====== Records shown
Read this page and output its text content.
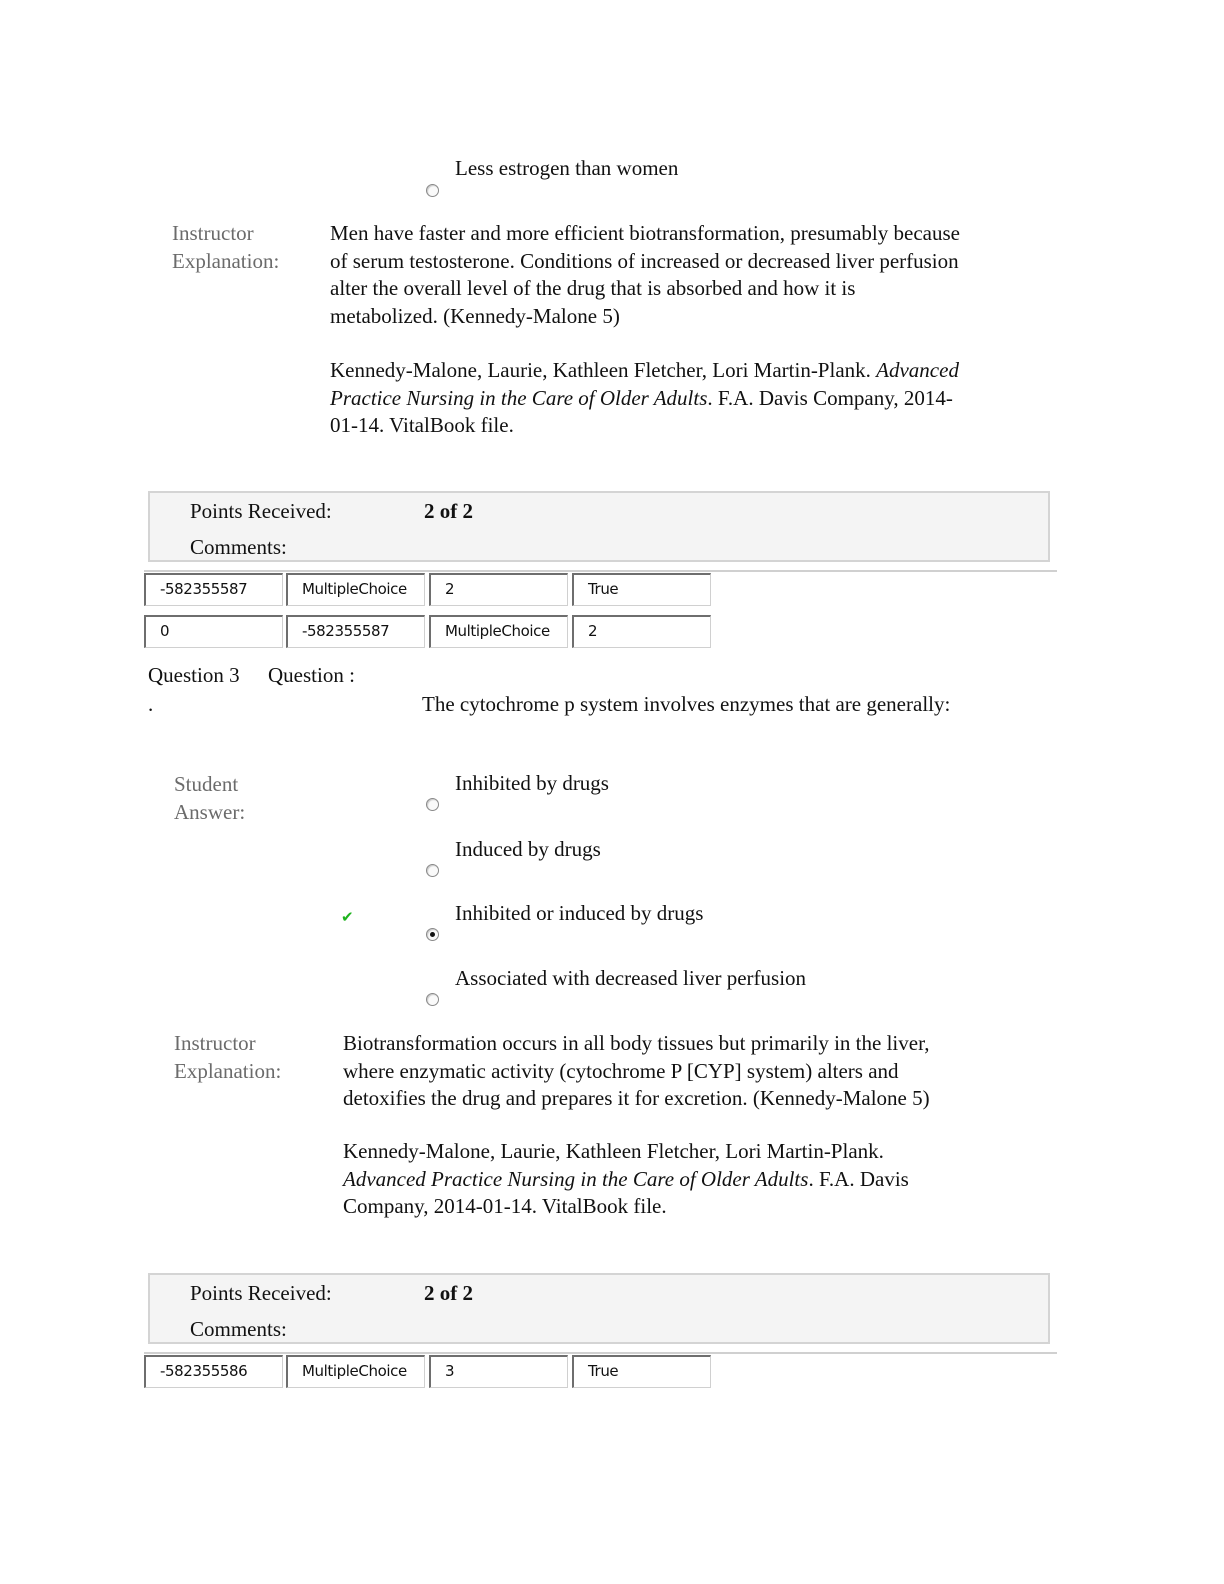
Less estrogen than women
Instructor
Explanation:
Men have faster and more efficient biotransformation, presumably because
of serum testosterone. Conditions of increased or decreased liver perfusion
alter the overall level of the drug that is absorbed and how it is
metabolized. (Kennedy-Malone 5)
Kennedy-Malone, Laurie, Kathleen Fletcher, Lori Martin-Plank. Advanced
Practice Nursing in the Care of Older Adults. F.A. Davis Company, 2014-
01-14. VitalBook file.
Points Received:	2 of 2
Comments:
-582355587	MultipleChoice	2	True
0	-582355587	MultipleChoice	2
Question 3 Question :
.	The cytochrome p system involves enzymes that are generally:
Student
Answer:
Inhibited by drugs
Induced by drugs
✔	Inhibited or induced by drugs
Associated with decreased liver perfusion
Instructor
Explanation:
Biotransformation occurs in all body tissues but primarily in the liver,
where enzymatic activity (cytochrome P [CYP] system) alters and
detoxifies the drug and prepares it for excretion. (Kennedy-Malone 5)
Kennedy-Malone, Laurie, Kathleen Fletcher, Lori Martin-Plank.
Advanced Practice Nursing in the Care of Older Adults. F.A. Davis
Company, 2014-01-14. VitalBook file.
Points Received:	2 of 2
Comments:
-582355586	MultipleChoice	3	True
============
Print out each record exactly as shown, but keep the pictures out.

= Task response =
Read this page and output its text content.
Less estrogen than women
Instructor
Explanation:
Men have faster and more efficient biotransformation, presumably because
of serum testosterone. Conditions of increased or decreased liver perfusion
alter the overall level of the drug that is absorbed and how it is
metabolized. (Kennedy-Malone 5)
Kennedy-Malone, Laurie, Kathleen Fletcher, Lori Martin-Plank. Advanced
Practice Nursing in the Care of Older Adults. F.A. Davis Company, 2014-
01-14. VitalBook file.
Points Received:	2 of 2
Comments:
-582355587	MultipleChoice	2	True
0	-582355587	MultipleChoice	2
Question 3 Question :
.	The cytochrome p system involves enzymes that are generally:
Student
Answer:
Inhibited by drugs
Induced by drugs
✔	Inhibited or induced by drugs
Associated with decreased liver perfusion
Instructor
Explanation:
Biotransformation occurs in all body tissues but primarily in the liver,
where enzymatic activity (cytochrome P [CYP] system) alters and
detoxifies the drug and prepares it for excretion. (Kennedy-Malone 5)
Kennedy-Malone, Laurie, Kathleen Fletcher, Lori Martin-Plank.
Advanced Practice Nursing in the Care of Older Adults. F.A. Davis
Company, 2014-01-14. VitalBook file.
Points Received:	2 of 2
Comments:
-582355586	MultipleChoice	3	True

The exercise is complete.